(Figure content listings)
※
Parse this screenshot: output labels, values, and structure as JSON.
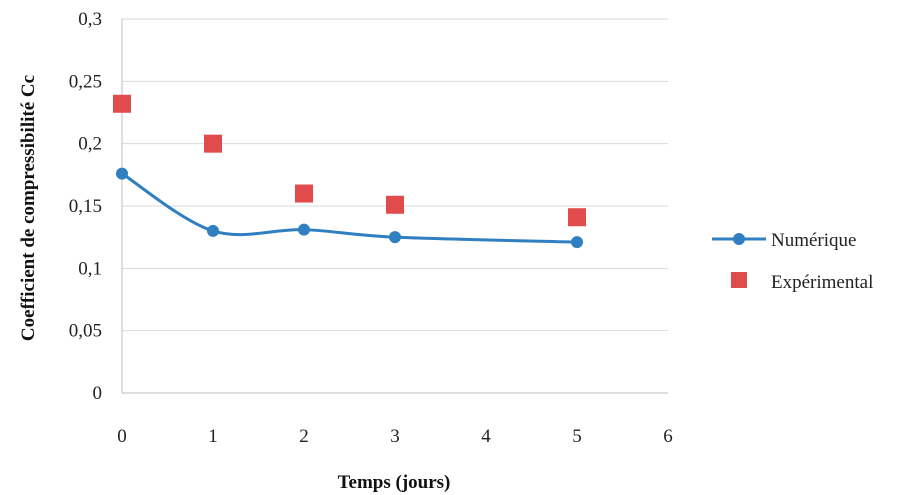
{
  "chart_data": {
    "type": "line",
    "xlabel": "Temps (jours)",
    "ylabel": "Coefficient de compressibilité  Cc",
    "xlim": [
      0,
      6
    ],
    "ylim": [
      0,
      0.3
    ],
    "x_ticks": [
      "0",
      "1",
      "2",
      "3",
      "4",
      "5",
      "6"
    ],
    "y_ticks": [
      "0",
      "0,05",
      "0,1",
      "0,15",
      "0,2",
      "0,25",
      "0,3"
    ],
    "grid": "horizontal",
    "legend_position": "right",
    "series": [
      {
        "name": "Numérique",
        "style": "smooth-line-with-circle-markers",
        "color": "#2f7fc1",
        "x": [
          0,
          1,
          2,
          3,
          5
        ],
        "y": [
          0.176,
          0.13,
          0.131,
          0.125,
          0.121
        ]
      },
      {
        "name": "Expérimental",
        "style": "square-markers",
        "color": "#e04b4b",
        "x": [
          0,
          1,
          2,
          3,
          5
        ],
        "y": [
          0.232,
          0.2,
          0.16,
          0.151,
          0.141
        ]
      }
    ]
  }
}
※
Written exercise ▸ Exactly reproduce each record, leaving out any pictures.

Expected output ▸
Parse this screenshot: output labels, values, and structure as JSON.
{
  "chart_data": {
    "type": "line",
    "xlabel": "Temps (jours)",
    "ylabel": "Coefficient de compressibilité  Cc",
    "xlim": [
      0,
      6
    ],
    "ylim": [
      0,
      0.3
    ],
    "x_ticks": [
      "0",
      "1",
      "2",
      "3",
      "4",
      "5",
      "6"
    ],
    "y_ticks": [
      "0",
      "0,05",
      "0,1",
      "0,15",
      "0,2",
      "0,25",
      "0,3"
    ],
    "grid": "horizontal",
    "legend_position": "right",
    "series": [
      {
        "name": "Numérique",
        "style": "smooth-line-with-circle-markers",
        "color": "#2f7fc1",
        "x": [
          0,
          1,
          2,
          3,
          5
        ],
        "y": [
          0.176,
          0.13,
          0.131,
          0.125,
          0.121
        ]
      },
      {
        "name": "Expérimental",
        "style": "square-markers",
        "color": "#e04b4b",
        "x": [
          0,
          1,
          2,
          3,
          5
        ],
        "y": [
          0.232,
          0.2,
          0.16,
          0.151,
          0.141
        ]
      }
    ]
  }
}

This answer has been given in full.